■ What you have to do:
Copy out every record precisely.

Figure record extracts
________________________________________

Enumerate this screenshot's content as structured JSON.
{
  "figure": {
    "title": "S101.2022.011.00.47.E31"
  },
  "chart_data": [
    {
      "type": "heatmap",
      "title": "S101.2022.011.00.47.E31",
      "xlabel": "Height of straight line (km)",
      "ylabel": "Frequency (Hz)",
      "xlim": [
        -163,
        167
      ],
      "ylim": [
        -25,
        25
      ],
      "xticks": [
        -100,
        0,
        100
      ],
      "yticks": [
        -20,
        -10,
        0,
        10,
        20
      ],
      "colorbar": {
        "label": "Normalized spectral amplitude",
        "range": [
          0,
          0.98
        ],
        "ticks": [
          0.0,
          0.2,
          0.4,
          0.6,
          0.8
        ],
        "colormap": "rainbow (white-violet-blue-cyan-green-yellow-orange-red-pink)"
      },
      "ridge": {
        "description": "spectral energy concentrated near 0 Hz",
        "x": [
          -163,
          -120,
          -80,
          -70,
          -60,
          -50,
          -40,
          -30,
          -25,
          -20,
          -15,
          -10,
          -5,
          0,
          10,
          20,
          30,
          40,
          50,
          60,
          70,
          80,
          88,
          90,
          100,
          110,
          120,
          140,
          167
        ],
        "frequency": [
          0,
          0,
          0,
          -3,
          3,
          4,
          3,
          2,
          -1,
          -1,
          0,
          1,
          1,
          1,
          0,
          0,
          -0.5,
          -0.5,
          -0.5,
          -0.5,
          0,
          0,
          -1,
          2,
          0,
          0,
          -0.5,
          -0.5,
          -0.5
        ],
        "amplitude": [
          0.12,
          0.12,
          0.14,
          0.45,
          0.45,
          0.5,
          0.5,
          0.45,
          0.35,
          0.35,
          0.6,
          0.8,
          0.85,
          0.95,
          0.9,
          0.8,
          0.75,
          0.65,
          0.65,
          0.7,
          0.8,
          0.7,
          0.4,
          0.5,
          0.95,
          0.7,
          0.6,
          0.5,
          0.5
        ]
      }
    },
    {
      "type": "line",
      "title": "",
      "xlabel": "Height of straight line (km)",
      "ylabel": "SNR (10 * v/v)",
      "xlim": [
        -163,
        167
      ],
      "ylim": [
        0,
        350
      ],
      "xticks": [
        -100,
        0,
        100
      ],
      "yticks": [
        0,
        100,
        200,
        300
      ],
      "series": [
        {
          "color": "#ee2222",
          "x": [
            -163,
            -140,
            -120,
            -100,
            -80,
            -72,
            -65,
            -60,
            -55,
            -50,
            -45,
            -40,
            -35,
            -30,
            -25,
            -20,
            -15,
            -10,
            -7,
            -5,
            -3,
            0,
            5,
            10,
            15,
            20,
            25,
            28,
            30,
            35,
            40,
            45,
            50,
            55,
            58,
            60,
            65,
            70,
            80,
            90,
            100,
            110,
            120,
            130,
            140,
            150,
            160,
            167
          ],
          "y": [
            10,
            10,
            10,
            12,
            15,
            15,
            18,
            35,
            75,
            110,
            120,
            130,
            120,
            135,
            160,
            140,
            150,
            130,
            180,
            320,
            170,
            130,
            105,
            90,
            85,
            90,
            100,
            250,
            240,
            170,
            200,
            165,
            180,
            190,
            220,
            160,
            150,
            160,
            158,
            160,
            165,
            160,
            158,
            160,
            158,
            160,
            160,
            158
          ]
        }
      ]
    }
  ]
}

________________________________________

■ Full output:
Enumerate this screenshot's content as structured JSON.
{
  "figure": {
    "title": "S101.2022.011.00.47.E31"
  },
  "chart_data": [
    {
      "type": "heatmap",
      "title": "S101.2022.011.00.47.E31",
      "xlabel": "Height of straight line (km)",
      "ylabel": "Frequency (Hz)",
      "xlim": [
        -163,
        167
      ],
      "ylim": [
        -25,
        25
      ],
      "xticks": [
        -100,
        0,
        100
      ],
      "yticks": [
        -20,
        -10,
        0,
        10,
        20
      ],
      "colorbar": {
        "label": "Normalized spectral amplitude",
        "range": [
          0,
          0.98
        ],
        "ticks": [
          0.0,
          0.2,
          0.4,
          0.6,
          0.8
        ],
        "colormap": "rainbow (white-violet-blue-cyan-green-yellow-orange-red-pink)"
      },
      "ridge": {
        "description": "spectral energy concentrated near 0 Hz",
        "x": [
          -163,
          -120,
          -80,
          -70,
          -60,
          -50,
          -40,
          -30,
          -25,
          -20,
          -15,
          -10,
          -5,
          0,
          10,
          20,
          30,
          40,
          50,
          60,
          70,
          80,
          88,
          90,
          100,
          110,
          120,
          140,
          167
        ],
        "frequency": [
          0,
          0,
          0,
          -3,
          3,
          4,
          3,
          2,
          -1,
          -1,
          0,
          1,
          1,
          1,
          0,
          0,
          -0.5,
          -0.5,
          -0.5,
          -0.5,
          0,
          0,
          -1,
          2,
          0,
          0,
          -0.5,
          -0.5,
          -0.5
        ],
        "amplitude": [
          0.12,
          0.12,
          0.14,
          0.45,
          0.45,
          0.5,
          0.5,
          0.45,
          0.35,
          0.35,
          0.6,
          0.8,
          0.85,
          0.95,
          0.9,
          0.8,
          0.75,
          0.65,
          0.65,
          0.7,
          0.8,
          0.7,
          0.4,
          0.5,
          0.95,
          0.7,
          0.6,
          0.5,
          0.5
        ]
      }
    },
    {
      "type": "line",
      "title": "",
      "xlabel": "Height of straight line (km)",
      "ylabel": "SNR (10 * v/v)",
      "xlim": [
        -163,
        167
      ],
      "ylim": [
        0,
        350
      ],
      "xticks": [
        -100,
        0,
        100
      ],
      "yticks": [
        0,
        100,
        200,
        300
      ],
      "series": [
        {
          "color": "#ee2222",
          "x": [
            -163,
            -140,
            -120,
            -100,
            -80,
            -72,
            -65,
            -60,
            -55,
            -50,
            -45,
            -40,
            -35,
            -30,
            -25,
            -20,
            -15,
            -10,
            -7,
            -5,
            -3,
            0,
            5,
            10,
            15,
            20,
            25,
            28,
            30,
            35,
            40,
            45,
            50,
            55,
            58,
            60,
            65,
            70,
            80,
            90,
            100,
            110,
            120,
            130,
            140,
            150,
            160,
            167
          ],
          "y": [
            10,
            10,
            10,
            12,
            15,
            15,
            18,
            35,
            75,
            110,
            120,
            130,
            120,
            135,
            160,
            140,
            150,
            130,
            180,
            320,
            170,
            130,
            105,
            90,
            85,
            90,
            100,
            250,
            240,
            170,
            200,
            165,
            180,
            190,
            220,
            160,
            150,
            160,
            158,
            160,
            165,
            160,
            158,
            160,
            158,
            160,
            160,
            158
          ]
        }
      ]
    }
  ]
}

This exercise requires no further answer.